Work to be completed:
Your task is to copy the material exactly.

* START *

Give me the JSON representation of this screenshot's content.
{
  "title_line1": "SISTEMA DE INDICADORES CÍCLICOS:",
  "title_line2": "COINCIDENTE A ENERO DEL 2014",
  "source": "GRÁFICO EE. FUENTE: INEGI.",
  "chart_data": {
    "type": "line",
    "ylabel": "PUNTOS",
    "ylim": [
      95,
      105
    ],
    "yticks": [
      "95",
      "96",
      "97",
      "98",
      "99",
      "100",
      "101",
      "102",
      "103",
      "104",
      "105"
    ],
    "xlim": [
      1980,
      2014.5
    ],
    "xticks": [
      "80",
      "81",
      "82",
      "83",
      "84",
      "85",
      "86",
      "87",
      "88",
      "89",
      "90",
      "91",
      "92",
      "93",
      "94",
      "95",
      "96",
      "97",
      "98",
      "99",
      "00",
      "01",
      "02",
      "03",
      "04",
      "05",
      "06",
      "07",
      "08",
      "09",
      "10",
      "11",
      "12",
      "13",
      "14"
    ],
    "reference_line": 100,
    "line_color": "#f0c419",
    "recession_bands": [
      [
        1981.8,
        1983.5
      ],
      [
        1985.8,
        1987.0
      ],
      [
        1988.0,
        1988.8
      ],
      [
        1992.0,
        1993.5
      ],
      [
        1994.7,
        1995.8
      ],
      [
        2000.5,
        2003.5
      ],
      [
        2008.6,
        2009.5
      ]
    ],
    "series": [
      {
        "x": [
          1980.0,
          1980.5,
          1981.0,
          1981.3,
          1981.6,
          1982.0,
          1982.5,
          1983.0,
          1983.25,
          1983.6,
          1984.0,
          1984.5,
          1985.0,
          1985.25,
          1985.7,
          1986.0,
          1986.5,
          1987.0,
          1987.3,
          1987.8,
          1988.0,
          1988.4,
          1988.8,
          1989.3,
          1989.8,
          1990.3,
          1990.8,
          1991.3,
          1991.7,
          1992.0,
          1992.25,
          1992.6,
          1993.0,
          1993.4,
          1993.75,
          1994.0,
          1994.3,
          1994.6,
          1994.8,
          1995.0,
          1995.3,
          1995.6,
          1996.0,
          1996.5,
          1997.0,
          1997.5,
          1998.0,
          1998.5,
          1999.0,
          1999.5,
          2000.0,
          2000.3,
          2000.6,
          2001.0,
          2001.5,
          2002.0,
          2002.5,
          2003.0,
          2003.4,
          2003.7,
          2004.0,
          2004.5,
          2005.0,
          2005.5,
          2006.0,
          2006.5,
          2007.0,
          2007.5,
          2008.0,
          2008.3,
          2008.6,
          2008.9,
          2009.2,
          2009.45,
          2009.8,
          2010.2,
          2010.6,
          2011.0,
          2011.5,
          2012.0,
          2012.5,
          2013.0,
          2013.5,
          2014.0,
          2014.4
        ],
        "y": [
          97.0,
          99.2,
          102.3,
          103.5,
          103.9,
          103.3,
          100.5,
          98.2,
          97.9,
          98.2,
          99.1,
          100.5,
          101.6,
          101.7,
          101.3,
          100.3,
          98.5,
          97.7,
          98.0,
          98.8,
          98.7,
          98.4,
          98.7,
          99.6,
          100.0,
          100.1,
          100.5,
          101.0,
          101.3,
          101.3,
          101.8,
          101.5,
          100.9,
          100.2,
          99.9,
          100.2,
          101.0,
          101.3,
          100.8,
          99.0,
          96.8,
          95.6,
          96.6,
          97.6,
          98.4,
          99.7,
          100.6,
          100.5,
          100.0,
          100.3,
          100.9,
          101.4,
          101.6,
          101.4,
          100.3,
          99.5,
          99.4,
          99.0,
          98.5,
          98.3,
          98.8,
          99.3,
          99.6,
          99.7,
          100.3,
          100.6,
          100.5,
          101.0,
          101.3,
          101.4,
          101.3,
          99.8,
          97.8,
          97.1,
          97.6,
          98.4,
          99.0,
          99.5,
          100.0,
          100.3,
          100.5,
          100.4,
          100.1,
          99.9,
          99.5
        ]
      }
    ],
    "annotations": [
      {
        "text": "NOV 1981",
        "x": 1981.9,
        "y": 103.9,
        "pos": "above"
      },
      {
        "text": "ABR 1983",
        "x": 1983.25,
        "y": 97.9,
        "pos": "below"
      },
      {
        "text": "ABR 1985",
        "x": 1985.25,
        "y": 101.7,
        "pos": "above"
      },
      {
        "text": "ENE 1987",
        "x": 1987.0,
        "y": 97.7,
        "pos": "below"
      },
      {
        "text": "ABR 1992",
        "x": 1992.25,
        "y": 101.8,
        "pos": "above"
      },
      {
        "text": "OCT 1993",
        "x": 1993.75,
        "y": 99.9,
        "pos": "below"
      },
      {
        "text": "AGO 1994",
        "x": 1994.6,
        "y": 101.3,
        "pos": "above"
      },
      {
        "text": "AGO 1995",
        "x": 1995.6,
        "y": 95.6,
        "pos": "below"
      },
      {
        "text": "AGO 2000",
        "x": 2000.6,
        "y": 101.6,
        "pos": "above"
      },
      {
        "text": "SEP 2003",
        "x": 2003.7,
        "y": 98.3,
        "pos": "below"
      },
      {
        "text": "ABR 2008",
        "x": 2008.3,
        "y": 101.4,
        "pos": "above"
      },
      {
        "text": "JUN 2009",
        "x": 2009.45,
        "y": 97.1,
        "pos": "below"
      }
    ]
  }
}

* END *

The output:
Give me the JSON representation of this screenshot's content.
{
  "title_line1": "SISTEMA DE INDICADORES CÍCLICOS:",
  "title_line2": "COINCIDENTE A ENERO DEL 2014",
  "source": "GRÁFICO EE. FUENTE: INEGI.",
  "chart_data": {
    "type": "line",
    "ylabel": "PUNTOS",
    "ylim": [
      95,
      105
    ],
    "yticks": [
      "95",
      "96",
      "97",
      "98",
      "99",
      "100",
      "101",
      "102",
      "103",
      "104",
      "105"
    ],
    "xlim": [
      1980,
      2014.5
    ],
    "xticks": [
      "80",
      "81",
      "82",
      "83",
      "84",
      "85",
      "86",
      "87",
      "88",
      "89",
      "90",
      "91",
      "92",
      "93",
      "94",
      "95",
      "96",
      "97",
      "98",
      "99",
      "00",
      "01",
      "02",
      "03",
      "04",
      "05",
      "06",
      "07",
      "08",
      "09",
      "10",
      "11",
      "12",
      "13",
      "14"
    ],
    "reference_line": 100,
    "line_color": "#f0c419",
    "recession_bands": [
      [
        1981.8,
        1983.5
      ],
      [
        1985.8,
        1987.0
      ],
      [
        1988.0,
        1988.8
      ],
      [
        1992.0,
        1993.5
      ],
      [
        1994.7,
        1995.8
      ],
      [
        2000.5,
        2003.5
      ],
      [
        2008.6,
        2009.5
      ]
    ],
    "series": [
      {
        "x": [
          1980.0,
          1980.5,
          1981.0,
          1981.3,
          1981.6,
          1982.0,
          1982.5,
          1983.0,
          1983.25,
          1983.6,
          1984.0,
          1984.5,
          1985.0,
          1985.25,
          1985.7,
          1986.0,
          1986.5,
          1987.0,
          1987.3,
          1987.8,
          1988.0,
          1988.4,
          1988.8,
          1989.3,
          1989.8,
          1990.3,
          1990.8,
          1991.3,
          1991.7,
          1992.0,
          1992.25,
          1992.6,
          1993.0,
          1993.4,
          1993.75,
          1994.0,
          1994.3,
          1994.6,
          1994.8,
          1995.0,
          1995.3,
          1995.6,
          1996.0,
          1996.5,
          1997.0,
          1997.5,
          1998.0,
          1998.5,
          1999.0,
          1999.5,
          2000.0,
          2000.3,
          2000.6,
          2001.0,
          2001.5,
          2002.0,
          2002.5,
          2003.0,
          2003.4,
          2003.7,
          2004.0,
          2004.5,
          2005.0,
          2005.5,
          2006.0,
          2006.5,
          2007.0,
          2007.5,
          2008.0,
          2008.3,
          2008.6,
          2008.9,
          2009.2,
          2009.45,
          2009.8,
          2010.2,
          2010.6,
          2011.0,
          2011.5,
          2012.0,
          2012.5,
          2013.0,
          2013.5,
          2014.0,
          2014.4
        ],
        "y": [
          97.0,
          99.2,
          102.3,
          103.5,
          103.9,
          103.3,
          100.5,
          98.2,
          97.9,
          98.2,
          99.1,
          100.5,
          101.6,
          101.7,
          101.3,
          100.3,
          98.5,
          97.7,
          98.0,
          98.8,
          98.7,
          98.4,
          98.7,
          99.6,
          100.0,
          100.1,
          100.5,
          101.0,
          101.3,
          101.3,
          101.8,
          101.5,
          100.9,
          100.2,
          99.9,
          100.2,
          101.0,
          101.3,
          100.8,
          99.0,
          96.8,
          95.6,
          96.6,
          97.6,
          98.4,
          99.7,
          100.6,
          100.5,
          100.0,
          100.3,
          100.9,
          101.4,
          101.6,
          101.4,
          100.3,
          99.5,
          99.4,
          99.0,
          98.5,
          98.3,
          98.8,
          99.3,
          99.6,
          99.7,
          100.3,
          100.6,
          100.5,
          101.0,
          101.3,
          101.4,
          101.3,
          99.8,
          97.8,
          97.1,
          97.6,
          98.4,
          99.0,
          99.5,
          100.0,
          100.3,
          100.5,
          100.4,
          100.1,
          99.9,
          99.5
        ]
      }
    ],
    "annotations": [
      {
        "text": "NOV 1981",
        "x": 1981.9,
        "y": 103.9,
        "pos": "above"
      },
      {
        "text": "ABR 1983",
        "x": 1983.25,
        "y": 97.9,
        "pos": "below"
      },
      {
        "text": "ABR 1985",
        "x": 1985.25,
        "y": 101.7,
        "pos": "above"
      },
      {
        "text": "ENE 1987",
        "x": 1987.0,
        "y": 97.7,
        "pos": "below"
      },
      {
        "text": "ABR 1992",
        "x": 1992.25,
        "y": 101.8,
        "pos": "above"
      },
      {
        "text": "OCT 1993",
        "x": 1993.75,
        "y": 99.9,
        "pos": "below"
      },
      {
        "text": "AGO 1994",
        "x": 1994.6,
        "y": 101.3,
        "pos": "above"
      },
      {
        "text": "AGO 1995",
        "x": 1995.6,
        "y": 95.6,
        "pos": "below"
      },
      {
        "text": "AGO 2000",
        "x": 2000.6,
        "y": 101.6,
        "pos": "above"
      },
      {
        "text": "SEP 2003",
        "x": 2003.7,
        "y": 98.3,
        "pos": "below"
      },
      {
        "text": "ABR 2008",
        "x": 2008.3,
        "y": 101.4,
        "pos": "above"
      },
      {
        "text": "JUN 2009",
        "x": 2009.45,
        "y": 97.1,
        "pos": "below"
      }
    ]
  }
}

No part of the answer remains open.